EXERCISE DESCRIPTION - Transcribe the data in full and exactly, omitting any pictures.

STORED ROWS -

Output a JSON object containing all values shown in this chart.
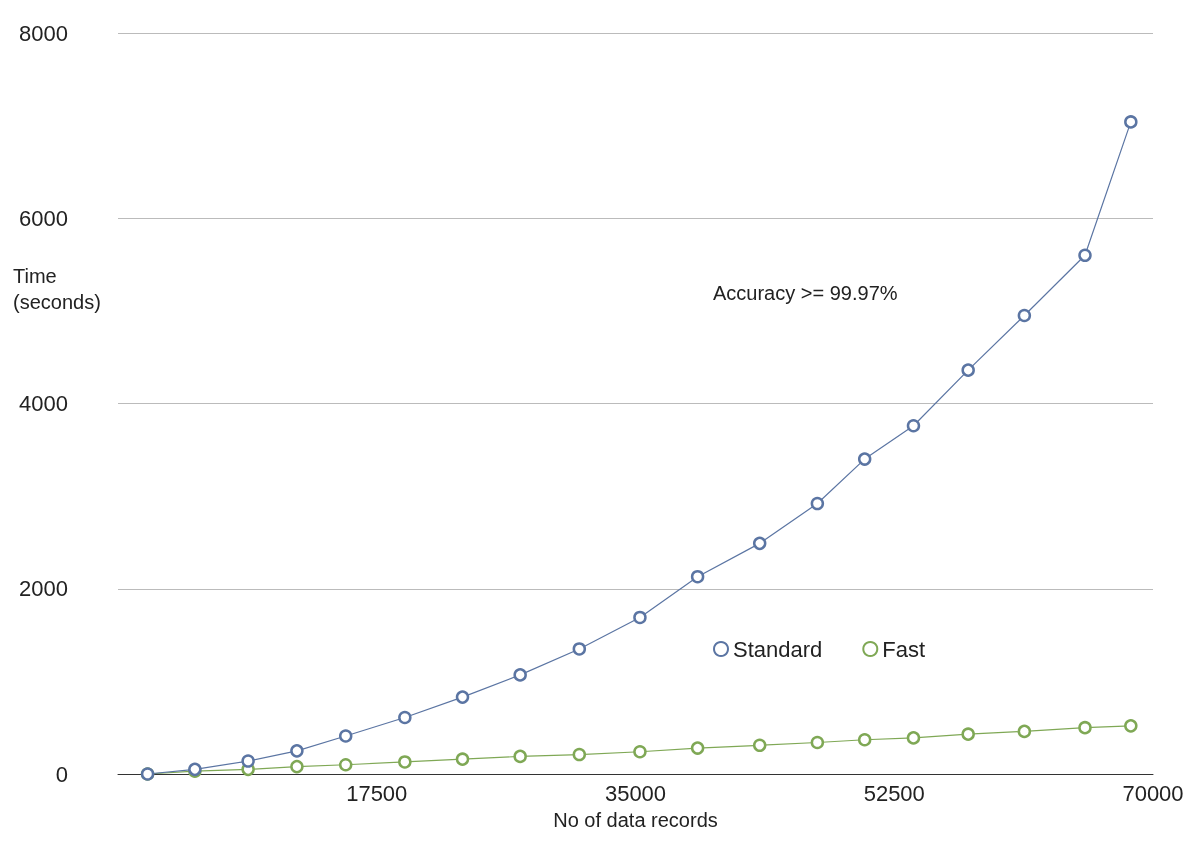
{
  "chart_data": {
    "type": "line",
    "xlabel": "No of data records",
    "ylabel": "Time\n(seconds)",
    "annotations": [
      "Accuracy >= 99.97%"
    ],
    "xlim": [
      0,
      70000
    ],
    "xticks": [
      17500,
      35000,
      52500,
      70000
    ],
    "ylim": [
      0,
      8000
    ],
    "yticks": [
      0,
      2000,
      4000,
      6000,
      8000
    ],
    "grid": "y",
    "legend": "right",
    "marker": "circle",
    "line_style": "solid",
    "x": [
      2000,
      5200,
      8800,
      12100,
      15400,
      19400,
      23300,
      27200,
      31200,
      35300,
      39200,
      43400,
      47300,
      50500,
      53800,
      57500,
      61300,
      65400,
      68500
    ],
    "series": [
      {
        "name": "Standard",
        "color": "#5b75a3",
        "values": [
          0,
          50,
          140,
          250,
          410,
          610,
          830,
          1070,
          1350,
          1690,
          2130,
          2490,
          2920,
          3400,
          3760,
          4360,
          4950,
          5600,
          7040
        ]
      },
      {
        "name": "Fast",
        "color": "#7fa855",
        "values": [
          0,
          30,
          50,
          80,
          100,
          130,
          160,
          190,
          210,
          240,
          280,
          310,
          340,
          370,
          390,
          430,
          460,
          500,
          520
        ]
      }
    ]
  }
}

RESULT OF THIS TASK -
Output a JSON object containing all values shown in this chart.
{
  "chart_data": {
    "type": "line",
    "xlabel": "No of data records",
    "ylabel": "Time\n(seconds)",
    "annotations": [
      "Accuracy >= 99.97%"
    ],
    "xlim": [
      0,
      70000
    ],
    "xticks": [
      17500,
      35000,
      52500,
      70000
    ],
    "ylim": [
      0,
      8000
    ],
    "yticks": [
      0,
      2000,
      4000,
      6000,
      8000
    ],
    "grid": "y",
    "legend": "right",
    "marker": "circle",
    "line_style": "solid",
    "x": [
      2000,
      5200,
      8800,
      12100,
      15400,
      19400,
      23300,
      27200,
      31200,
      35300,
      39200,
      43400,
      47300,
      50500,
      53800,
      57500,
      61300,
      65400,
      68500
    ],
    "series": [
      {
        "name": "Standard",
        "color": "#5b75a3",
        "values": [
          0,
          50,
          140,
          250,
          410,
          610,
          830,
          1070,
          1350,
          1690,
          2130,
          2490,
          2920,
          3400,
          3760,
          4360,
          4950,
          5600,
          7040
        ]
      },
      {
        "name": "Fast",
        "color": "#7fa855",
        "values": [
          0,
          30,
          50,
          80,
          100,
          130,
          160,
          190,
          210,
          240,
          280,
          310,
          340,
          370,
          390,
          430,
          460,
          500,
          520
        ]
      }
    ]
  }
}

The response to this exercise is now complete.